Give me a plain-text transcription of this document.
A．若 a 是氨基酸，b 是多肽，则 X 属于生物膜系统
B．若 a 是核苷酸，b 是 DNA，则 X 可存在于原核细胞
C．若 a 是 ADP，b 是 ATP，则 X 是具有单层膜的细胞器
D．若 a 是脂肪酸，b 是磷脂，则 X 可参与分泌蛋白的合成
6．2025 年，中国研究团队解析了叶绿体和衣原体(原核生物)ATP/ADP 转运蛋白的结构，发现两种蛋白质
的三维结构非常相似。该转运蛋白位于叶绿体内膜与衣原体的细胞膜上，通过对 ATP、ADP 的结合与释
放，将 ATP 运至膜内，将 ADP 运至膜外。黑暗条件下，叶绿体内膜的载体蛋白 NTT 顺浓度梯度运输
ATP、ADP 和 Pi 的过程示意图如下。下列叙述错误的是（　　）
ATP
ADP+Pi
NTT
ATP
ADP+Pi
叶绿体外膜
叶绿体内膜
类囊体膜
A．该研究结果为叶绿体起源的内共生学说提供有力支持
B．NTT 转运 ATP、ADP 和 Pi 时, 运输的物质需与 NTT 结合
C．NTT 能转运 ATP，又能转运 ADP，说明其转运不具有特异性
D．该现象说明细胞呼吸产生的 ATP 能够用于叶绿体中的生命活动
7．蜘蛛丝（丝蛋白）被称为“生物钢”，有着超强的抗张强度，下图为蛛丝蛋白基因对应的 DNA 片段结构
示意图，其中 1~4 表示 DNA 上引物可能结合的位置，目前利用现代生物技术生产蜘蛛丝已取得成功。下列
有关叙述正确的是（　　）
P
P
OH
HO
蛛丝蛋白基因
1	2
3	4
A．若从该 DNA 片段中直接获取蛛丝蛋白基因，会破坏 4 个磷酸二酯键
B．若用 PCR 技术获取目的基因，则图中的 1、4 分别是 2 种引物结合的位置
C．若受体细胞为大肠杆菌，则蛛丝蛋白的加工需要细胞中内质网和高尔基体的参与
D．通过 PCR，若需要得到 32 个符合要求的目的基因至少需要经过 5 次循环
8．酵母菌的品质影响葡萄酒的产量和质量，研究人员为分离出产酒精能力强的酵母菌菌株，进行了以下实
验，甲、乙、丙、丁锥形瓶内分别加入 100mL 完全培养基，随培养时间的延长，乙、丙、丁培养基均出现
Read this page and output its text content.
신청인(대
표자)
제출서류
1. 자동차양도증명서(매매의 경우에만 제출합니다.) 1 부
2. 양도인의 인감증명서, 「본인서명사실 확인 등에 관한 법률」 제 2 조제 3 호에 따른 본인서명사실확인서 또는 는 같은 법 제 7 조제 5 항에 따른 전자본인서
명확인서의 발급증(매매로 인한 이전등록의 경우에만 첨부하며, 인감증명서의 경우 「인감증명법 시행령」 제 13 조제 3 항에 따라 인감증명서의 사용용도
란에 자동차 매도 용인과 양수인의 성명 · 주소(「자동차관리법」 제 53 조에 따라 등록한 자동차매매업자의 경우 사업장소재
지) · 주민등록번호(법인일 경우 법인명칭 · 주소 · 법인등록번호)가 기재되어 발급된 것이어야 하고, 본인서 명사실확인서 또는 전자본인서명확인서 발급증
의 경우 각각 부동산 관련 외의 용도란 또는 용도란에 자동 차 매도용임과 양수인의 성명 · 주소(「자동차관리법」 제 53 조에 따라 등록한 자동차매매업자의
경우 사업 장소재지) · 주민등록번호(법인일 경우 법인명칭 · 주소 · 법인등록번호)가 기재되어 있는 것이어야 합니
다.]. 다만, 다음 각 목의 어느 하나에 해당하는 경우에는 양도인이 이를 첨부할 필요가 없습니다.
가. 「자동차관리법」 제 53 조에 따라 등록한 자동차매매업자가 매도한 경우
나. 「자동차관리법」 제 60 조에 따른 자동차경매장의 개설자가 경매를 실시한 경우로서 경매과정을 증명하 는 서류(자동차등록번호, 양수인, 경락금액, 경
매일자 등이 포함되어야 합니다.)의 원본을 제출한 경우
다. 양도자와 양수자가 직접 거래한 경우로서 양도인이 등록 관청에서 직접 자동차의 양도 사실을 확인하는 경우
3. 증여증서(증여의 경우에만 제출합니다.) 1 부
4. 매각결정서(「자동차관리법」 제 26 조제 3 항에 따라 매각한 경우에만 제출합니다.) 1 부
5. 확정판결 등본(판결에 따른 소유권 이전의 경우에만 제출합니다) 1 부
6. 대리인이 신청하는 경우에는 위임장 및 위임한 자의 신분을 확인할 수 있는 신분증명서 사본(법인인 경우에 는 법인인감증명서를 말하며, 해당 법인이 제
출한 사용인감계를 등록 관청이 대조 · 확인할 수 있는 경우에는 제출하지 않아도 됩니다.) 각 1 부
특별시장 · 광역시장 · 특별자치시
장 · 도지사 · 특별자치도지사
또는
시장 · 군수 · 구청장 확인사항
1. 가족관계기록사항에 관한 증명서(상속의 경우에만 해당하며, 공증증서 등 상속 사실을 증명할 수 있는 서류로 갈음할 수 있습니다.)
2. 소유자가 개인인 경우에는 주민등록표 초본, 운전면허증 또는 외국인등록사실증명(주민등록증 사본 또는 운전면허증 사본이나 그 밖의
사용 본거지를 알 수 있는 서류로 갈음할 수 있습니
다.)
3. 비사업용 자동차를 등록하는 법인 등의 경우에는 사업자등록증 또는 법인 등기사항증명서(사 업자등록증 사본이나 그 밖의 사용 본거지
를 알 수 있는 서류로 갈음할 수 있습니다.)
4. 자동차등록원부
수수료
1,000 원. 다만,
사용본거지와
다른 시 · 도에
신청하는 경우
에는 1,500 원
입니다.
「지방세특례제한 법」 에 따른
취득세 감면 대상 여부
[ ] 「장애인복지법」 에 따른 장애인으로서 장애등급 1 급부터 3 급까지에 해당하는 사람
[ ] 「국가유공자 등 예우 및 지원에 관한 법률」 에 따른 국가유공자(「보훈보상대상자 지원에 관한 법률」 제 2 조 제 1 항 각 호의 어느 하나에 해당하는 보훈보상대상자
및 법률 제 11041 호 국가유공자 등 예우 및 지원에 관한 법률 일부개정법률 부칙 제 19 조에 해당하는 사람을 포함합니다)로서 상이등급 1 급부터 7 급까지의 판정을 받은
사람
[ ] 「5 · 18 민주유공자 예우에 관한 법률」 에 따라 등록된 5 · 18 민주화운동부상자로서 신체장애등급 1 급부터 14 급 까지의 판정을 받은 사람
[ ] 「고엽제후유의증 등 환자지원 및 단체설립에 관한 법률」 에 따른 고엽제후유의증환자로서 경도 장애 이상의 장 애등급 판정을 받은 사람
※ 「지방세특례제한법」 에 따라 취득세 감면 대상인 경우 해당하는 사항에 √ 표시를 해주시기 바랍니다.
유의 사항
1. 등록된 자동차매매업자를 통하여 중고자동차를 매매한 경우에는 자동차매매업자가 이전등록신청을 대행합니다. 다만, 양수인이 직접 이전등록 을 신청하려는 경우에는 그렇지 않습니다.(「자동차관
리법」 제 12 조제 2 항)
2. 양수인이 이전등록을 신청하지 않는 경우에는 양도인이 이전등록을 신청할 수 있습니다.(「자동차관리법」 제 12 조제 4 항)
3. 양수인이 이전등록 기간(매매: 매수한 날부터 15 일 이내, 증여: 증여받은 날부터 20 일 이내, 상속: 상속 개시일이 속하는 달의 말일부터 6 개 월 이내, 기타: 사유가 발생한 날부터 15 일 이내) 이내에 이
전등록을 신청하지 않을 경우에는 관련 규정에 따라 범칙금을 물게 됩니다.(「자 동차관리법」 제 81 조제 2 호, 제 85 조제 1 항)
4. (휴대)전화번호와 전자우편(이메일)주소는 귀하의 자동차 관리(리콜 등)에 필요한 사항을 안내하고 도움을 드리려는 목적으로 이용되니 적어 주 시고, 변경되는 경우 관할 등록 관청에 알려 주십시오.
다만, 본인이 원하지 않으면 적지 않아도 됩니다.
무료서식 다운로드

_ _ _ _

Give only the number of lines in the material above where the string "신청하지" appears.

Written response:
2